Stored data:
══════════

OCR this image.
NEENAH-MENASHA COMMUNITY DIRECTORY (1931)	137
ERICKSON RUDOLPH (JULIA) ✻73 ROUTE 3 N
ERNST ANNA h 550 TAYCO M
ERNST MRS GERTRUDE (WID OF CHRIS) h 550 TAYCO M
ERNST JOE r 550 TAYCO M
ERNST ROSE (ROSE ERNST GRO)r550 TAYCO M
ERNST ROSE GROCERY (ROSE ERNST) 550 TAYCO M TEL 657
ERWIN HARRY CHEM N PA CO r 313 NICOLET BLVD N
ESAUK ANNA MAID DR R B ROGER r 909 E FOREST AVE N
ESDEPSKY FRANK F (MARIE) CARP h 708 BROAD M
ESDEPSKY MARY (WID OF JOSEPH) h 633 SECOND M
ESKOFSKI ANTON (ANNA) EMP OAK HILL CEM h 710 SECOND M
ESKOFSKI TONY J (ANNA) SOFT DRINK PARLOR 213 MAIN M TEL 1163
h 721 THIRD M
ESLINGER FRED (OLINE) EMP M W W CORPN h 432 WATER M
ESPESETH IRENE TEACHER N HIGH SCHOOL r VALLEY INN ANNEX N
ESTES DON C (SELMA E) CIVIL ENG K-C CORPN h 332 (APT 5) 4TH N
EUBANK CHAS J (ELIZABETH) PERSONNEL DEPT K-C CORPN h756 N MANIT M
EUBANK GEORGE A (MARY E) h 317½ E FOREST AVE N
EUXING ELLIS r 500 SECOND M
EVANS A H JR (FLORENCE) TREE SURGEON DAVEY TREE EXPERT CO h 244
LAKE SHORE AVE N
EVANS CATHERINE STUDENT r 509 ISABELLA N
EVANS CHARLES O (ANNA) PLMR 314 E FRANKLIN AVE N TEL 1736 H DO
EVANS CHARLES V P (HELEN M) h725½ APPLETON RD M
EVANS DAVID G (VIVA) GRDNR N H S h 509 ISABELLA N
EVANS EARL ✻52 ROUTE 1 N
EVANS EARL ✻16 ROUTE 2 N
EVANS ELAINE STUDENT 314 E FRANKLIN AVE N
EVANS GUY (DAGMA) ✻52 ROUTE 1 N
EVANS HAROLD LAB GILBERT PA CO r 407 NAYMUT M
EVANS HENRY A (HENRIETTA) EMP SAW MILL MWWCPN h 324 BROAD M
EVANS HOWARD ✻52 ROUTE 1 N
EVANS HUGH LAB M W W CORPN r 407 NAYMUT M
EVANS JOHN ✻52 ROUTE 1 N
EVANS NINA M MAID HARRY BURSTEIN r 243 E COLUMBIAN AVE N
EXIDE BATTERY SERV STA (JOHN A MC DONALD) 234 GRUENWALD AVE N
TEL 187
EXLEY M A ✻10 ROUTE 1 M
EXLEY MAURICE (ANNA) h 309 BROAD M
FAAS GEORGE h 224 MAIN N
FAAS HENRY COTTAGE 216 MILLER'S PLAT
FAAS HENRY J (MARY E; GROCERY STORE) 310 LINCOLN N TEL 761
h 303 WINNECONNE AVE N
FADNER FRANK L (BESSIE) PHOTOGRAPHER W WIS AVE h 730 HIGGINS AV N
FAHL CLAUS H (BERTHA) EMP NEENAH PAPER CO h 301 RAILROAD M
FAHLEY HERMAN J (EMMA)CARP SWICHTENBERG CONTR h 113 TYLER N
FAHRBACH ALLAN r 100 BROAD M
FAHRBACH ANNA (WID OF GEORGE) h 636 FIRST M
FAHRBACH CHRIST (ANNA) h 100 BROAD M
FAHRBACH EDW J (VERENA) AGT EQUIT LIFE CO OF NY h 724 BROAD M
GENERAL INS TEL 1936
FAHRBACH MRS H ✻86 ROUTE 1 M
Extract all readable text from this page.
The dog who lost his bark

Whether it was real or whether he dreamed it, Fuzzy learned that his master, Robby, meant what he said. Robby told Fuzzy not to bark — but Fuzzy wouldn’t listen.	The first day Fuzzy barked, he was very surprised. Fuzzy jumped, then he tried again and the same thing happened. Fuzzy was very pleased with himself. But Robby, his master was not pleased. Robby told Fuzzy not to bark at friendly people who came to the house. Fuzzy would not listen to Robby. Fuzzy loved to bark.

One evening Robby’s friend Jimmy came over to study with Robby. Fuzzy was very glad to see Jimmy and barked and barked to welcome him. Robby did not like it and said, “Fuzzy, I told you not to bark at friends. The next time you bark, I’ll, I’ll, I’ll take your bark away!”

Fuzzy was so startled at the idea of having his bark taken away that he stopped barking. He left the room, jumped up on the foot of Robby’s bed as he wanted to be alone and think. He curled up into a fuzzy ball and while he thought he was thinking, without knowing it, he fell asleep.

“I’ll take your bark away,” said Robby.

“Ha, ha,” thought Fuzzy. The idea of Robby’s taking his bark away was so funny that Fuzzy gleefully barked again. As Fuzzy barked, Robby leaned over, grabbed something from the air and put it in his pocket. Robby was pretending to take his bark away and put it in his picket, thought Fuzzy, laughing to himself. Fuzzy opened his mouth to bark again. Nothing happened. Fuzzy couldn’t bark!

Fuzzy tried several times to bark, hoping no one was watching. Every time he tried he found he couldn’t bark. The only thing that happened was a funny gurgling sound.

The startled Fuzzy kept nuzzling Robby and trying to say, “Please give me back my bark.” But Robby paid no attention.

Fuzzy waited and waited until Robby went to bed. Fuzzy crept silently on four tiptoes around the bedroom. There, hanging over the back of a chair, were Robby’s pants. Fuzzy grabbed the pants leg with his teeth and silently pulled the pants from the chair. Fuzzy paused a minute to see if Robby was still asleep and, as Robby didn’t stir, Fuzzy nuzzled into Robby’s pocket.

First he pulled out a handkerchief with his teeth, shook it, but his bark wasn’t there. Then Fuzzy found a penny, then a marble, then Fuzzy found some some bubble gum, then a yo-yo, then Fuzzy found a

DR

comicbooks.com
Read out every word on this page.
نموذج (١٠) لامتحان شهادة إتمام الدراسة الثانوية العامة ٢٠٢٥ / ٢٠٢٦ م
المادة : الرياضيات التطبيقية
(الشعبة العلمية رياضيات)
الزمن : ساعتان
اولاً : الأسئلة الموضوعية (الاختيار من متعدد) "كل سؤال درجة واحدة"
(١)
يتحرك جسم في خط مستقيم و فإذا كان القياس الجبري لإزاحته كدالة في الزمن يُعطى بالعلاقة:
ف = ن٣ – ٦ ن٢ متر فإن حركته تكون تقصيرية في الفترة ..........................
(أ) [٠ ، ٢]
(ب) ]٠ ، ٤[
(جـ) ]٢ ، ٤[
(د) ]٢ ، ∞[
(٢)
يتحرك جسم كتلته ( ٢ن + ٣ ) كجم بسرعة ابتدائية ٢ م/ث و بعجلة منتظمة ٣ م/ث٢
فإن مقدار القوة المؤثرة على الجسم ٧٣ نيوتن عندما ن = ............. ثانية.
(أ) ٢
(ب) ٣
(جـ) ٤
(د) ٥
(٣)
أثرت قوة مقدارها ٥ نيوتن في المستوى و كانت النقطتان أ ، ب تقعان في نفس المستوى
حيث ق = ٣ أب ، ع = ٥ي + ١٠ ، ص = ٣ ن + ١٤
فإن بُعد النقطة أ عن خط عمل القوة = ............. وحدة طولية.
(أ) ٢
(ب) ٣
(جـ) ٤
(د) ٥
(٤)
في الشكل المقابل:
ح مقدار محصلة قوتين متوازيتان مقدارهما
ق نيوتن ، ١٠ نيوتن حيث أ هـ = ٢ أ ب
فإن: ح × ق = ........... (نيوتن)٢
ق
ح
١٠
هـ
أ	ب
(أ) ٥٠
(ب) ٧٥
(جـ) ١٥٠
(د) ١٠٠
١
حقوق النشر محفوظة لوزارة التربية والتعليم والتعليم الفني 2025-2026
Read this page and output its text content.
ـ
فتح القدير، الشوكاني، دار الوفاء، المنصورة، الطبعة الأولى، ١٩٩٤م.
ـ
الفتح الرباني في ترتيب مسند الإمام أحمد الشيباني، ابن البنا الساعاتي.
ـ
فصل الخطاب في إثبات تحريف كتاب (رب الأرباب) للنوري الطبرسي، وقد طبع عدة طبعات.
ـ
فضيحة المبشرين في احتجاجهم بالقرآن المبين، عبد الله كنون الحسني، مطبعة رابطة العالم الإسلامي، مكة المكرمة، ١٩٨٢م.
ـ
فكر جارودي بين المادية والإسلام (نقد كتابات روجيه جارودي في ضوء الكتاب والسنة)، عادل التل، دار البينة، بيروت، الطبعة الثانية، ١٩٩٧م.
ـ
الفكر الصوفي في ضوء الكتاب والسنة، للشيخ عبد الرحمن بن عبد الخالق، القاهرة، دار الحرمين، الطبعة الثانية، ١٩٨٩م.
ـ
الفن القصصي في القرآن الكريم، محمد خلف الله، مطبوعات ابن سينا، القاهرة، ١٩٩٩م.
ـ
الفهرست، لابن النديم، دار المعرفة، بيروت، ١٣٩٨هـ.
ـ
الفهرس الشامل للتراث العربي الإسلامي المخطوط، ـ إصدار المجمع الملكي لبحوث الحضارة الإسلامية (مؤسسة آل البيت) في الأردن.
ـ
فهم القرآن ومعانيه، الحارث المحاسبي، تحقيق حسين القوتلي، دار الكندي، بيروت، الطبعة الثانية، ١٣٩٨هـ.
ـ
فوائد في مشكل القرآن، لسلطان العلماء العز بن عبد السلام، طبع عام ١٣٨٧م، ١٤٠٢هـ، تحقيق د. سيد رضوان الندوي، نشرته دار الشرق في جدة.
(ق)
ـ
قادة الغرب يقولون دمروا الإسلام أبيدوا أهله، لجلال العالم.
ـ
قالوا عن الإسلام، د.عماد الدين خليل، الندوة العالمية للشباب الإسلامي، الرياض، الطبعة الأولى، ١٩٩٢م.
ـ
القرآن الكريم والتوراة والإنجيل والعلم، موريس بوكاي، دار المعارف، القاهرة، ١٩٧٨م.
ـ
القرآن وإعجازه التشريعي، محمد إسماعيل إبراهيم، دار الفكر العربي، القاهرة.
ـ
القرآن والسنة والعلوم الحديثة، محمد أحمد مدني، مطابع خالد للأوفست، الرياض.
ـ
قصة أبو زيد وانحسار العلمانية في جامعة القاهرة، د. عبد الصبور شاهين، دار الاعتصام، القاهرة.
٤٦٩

══════════

Pick out all lines containing the string "CARP".

ESDEPSKY FRANK F (MARIE) CARP h 708 BROAD M
FAHLEY HERMAN J (EMMA)CARP SWICHTENBERG CONTR h 113 TYLER N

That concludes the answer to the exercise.